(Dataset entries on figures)

_____

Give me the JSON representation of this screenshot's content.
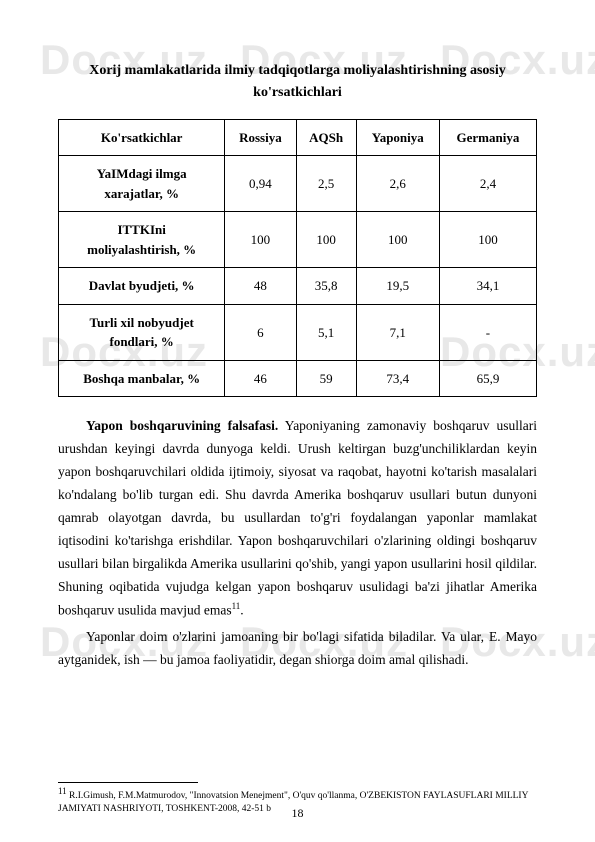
{
  "watermark": "Docx.uz",
  "title_line1": "Xorij mamlakatlarida ilmiy tadqiqotlarga moliyalashtirishning asosiy",
  "title_line2": "ko'rsatkichlari",
  "table": {
    "headers": [
      "Ko'rsatkichlar",
      "Rossiya",
      "AQSh",
      "Yaponiya",
      "Germaniya"
    ],
    "rows": [
      {
        "label_l1": "YaIMdagi ilmga",
        "label_l2": "xarajatlar, %",
        "v": [
          "0,94",
          "2,5",
          "2,6",
          "2,4"
        ]
      },
      {
        "label_l1": "ITTKIni",
        "label_l2": "moliyalashtirish, %",
        "v": [
          "100",
          "100",
          "100",
          "100"
        ]
      },
      {
        "label_l1": "Davlat byudjeti, %",
        "label_l2": "",
        "v": [
          "48",
          "35,8",
          "19,5",
          "34,1"
        ]
      },
      {
        "label_l1": "Turli xil nobyudjet",
        "label_l2": "fondlari, %",
        "v": [
          "6",
          "5,1",
          "7,1",
          "-"
        ]
      },
      {
        "label_l1": "Boshqa manbalar, %",
        "label_l2": "",
        "v": [
          "46",
          "59",
          "73,4",
          "65,9"
        ]
      }
    ]
  },
  "para1_lead": "Yapon boshqaruvining falsafasi.",
  "para1_rest": " Yaponiyaning zamonaviy boshqaruv usullari urushdan keyingi davrda dunyoga keldi. Urush keltirgan buzg'unchiliklardan keyin yapon boshqaruvchilari oldida ijtimoiy, siyosat va raqobat, hayotni ko'tarish masalalari ko'ndalang bo'lib turgan edi. Shu davrda Amerika boshqaruv usullari butun dunyoni qamrab olayotgan davrda, bu usullardan to'g'ri foydalangan yaponlar mamlakat iqtisodini ko'tarishga erishdilar. Yapon boshqaruvchilari o'zlarining oldingi boshqaruv usullari bilan birgalikda Amerika usullarini qo'shib, yangi yapon usullarini hosil qildilar. Shuning oqibatida vujudga kelgan yapon boshqaruv usulidagi ba'zi jihatlar Amerika boshqaruv usulida mavjud emas",
  "para1_sup": "11",
  "para1_end": ".",
  "para2": "Yaponlar doim o'zlarini jamoaning bir bo'lagi sifatida biladilar. Va ular, E. Mayo aytganidek, ish — bu jamoa faoliyatidir, degan shiorga doim amal qilishadi.",
  "footnote_sup": "11",
  "footnote_text": " R.I.Gimush, F.M.Matmurodov, \"Innovatsion Menejment\", O'quv qo'llanma, O'ZBEKISTON FAYLASUFLARI MILLIY JAMIYATI NASHRIYOTI, TOSHKENT-2008, 42-51 b",
  "page_number": "18"
}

_____

AIM –
Without the pictures, print the records in full, exactly as they appear.

COMPLETED EXERCISE –
Give me the JSON representation of this screenshot's content.
{
  "watermark": "Docx.uz",
  "title_line1": "Xorij mamlakatlarida ilmiy tadqiqotlarga moliyalashtirishning asosiy",
  "title_line2": "ko'rsatkichlari",
  "table": {
    "headers": [
      "Ko'rsatkichlar",
      "Rossiya",
      "AQSh",
      "Yaponiya",
      "Germaniya"
    ],
    "rows": [
      {
        "label_l1": "YaIMdagi ilmga",
        "label_l2": "xarajatlar, %",
        "v": [
          "0,94",
          "2,5",
          "2,6",
          "2,4"
        ]
      },
      {
        "label_l1": "ITTKIni",
        "label_l2": "moliyalashtirish, %",
        "v": [
          "100",
          "100",
          "100",
          "100"
        ]
      },
      {
        "label_l1": "Davlat byudjeti, %",
        "label_l2": "",
        "v": [
          "48",
          "35,8",
          "19,5",
          "34,1"
        ]
      },
      {
        "label_l1": "Turli xil nobyudjet",
        "label_l2": "fondlari, %",
        "v": [
          "6",
          "5,1",
          "7,1",
          "-"
        ]
      },
      {
        "label_l1": "Boshqa manbalar, %",
        "label_l2": "",
        "v": [
          "46",
          "59",
          "73,4",
          "65,9"
        ]
      }
    ]
  },
  "para1_lead": "Yapon boshqaruvining falsafasi.",
  "para1_rest": " Yaponiyaning zamonaviy boshqaruv usullari urushdan keyingi davrda dunyoga keldi. Urush keltirgan buzg'unchiliklardan keyin yapon boshqaruvchilari oldida ijtimoiy, siyosat va raqobat, hayotni ko'tarish masalalari ko'ndalang bo'lib turgan edi. Shu davrda Amerika boshqaruv usullari butun dunyoni qamrab olayotgan davrda, bu usullardan to'g'ri foydalangan yaponlar mamlakat iqtisodini ko'tarishga erishdilar. Yapon boshqaruvchilari o'zlarining oldingi boshqaruv usullari bilan birgalikda Amerika usullarini qo'shib, yangi yapon usullarini hosil qildilar. Shuning oqibatida vujudga kelgan yapon boshqaruv usulidagi ba'zi jihatlar Amerika boshqaruv usulida mavjud emas",
  "para1_sup": "11",
  "para1_end": ".",
  "para2": "Yaponlar doim o'zlarini jamoaning bir bo'lagi sifatida biladilar. Va ular, E. Mayo aytganidek, ish — bu jamoa faoliyatidir, degan shiorga doim amal qilishadi.",
  "footnote_sup": "11",
  "footnote_text": " R.I.Gimush, F.M.Matmurodov, \"Innovatsion Menejment\", O'quv qo'llanma, O'ZBEKISTON FAYLASUFLARI MILLIY JAMIYATI NASHRIYOTI, TOSHKENT-2008, 42-51 b",
  "page_number": "18"
}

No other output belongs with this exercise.